» **Records that describe figures**
+++

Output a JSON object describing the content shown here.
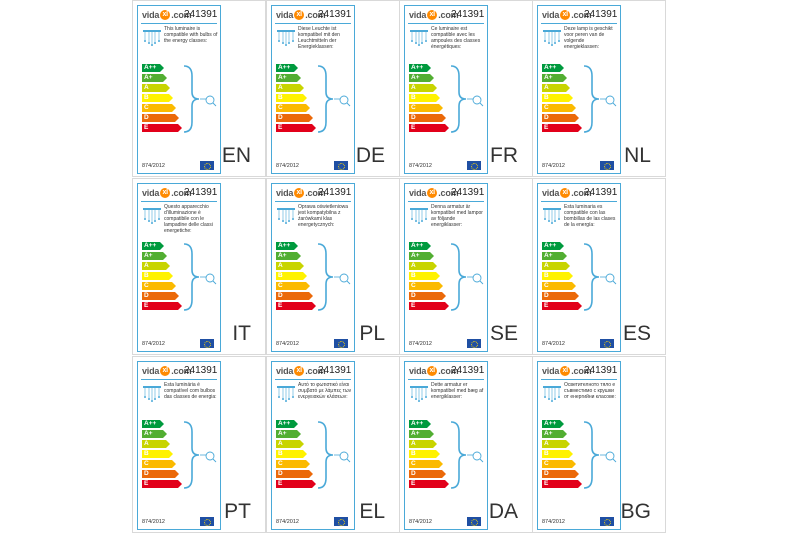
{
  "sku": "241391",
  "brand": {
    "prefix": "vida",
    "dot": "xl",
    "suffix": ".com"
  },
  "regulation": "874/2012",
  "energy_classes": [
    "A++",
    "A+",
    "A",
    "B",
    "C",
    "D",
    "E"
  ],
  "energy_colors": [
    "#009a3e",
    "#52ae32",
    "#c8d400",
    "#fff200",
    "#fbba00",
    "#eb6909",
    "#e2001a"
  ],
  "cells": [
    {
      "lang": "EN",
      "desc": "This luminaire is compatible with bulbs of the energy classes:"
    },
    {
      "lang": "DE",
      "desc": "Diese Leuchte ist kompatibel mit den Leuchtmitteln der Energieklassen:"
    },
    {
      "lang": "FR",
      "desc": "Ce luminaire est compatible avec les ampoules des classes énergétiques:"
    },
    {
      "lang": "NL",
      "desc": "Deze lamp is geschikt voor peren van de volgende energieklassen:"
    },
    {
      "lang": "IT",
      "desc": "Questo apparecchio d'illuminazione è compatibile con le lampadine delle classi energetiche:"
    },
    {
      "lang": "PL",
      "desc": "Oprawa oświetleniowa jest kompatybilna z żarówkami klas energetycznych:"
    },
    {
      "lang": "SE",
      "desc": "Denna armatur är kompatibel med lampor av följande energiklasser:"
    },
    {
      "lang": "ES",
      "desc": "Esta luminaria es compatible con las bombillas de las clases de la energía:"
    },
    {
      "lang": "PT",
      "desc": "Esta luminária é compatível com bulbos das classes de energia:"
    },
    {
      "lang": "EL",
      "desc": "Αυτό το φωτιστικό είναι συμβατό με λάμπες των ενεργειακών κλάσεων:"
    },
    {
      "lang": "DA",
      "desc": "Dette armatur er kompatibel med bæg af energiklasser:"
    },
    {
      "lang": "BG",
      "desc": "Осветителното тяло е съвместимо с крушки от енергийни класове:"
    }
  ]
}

+++

» **WORK TO COMPLETE**
Look through the data and show every line containing "luminaire".

» **FINAL RESULT**
      "desc": "This luminaire is compatible with bulbs of the energy classes:"
      "desc": "Ce luminaire est compatible avec les ampoules des classes énergétiques:"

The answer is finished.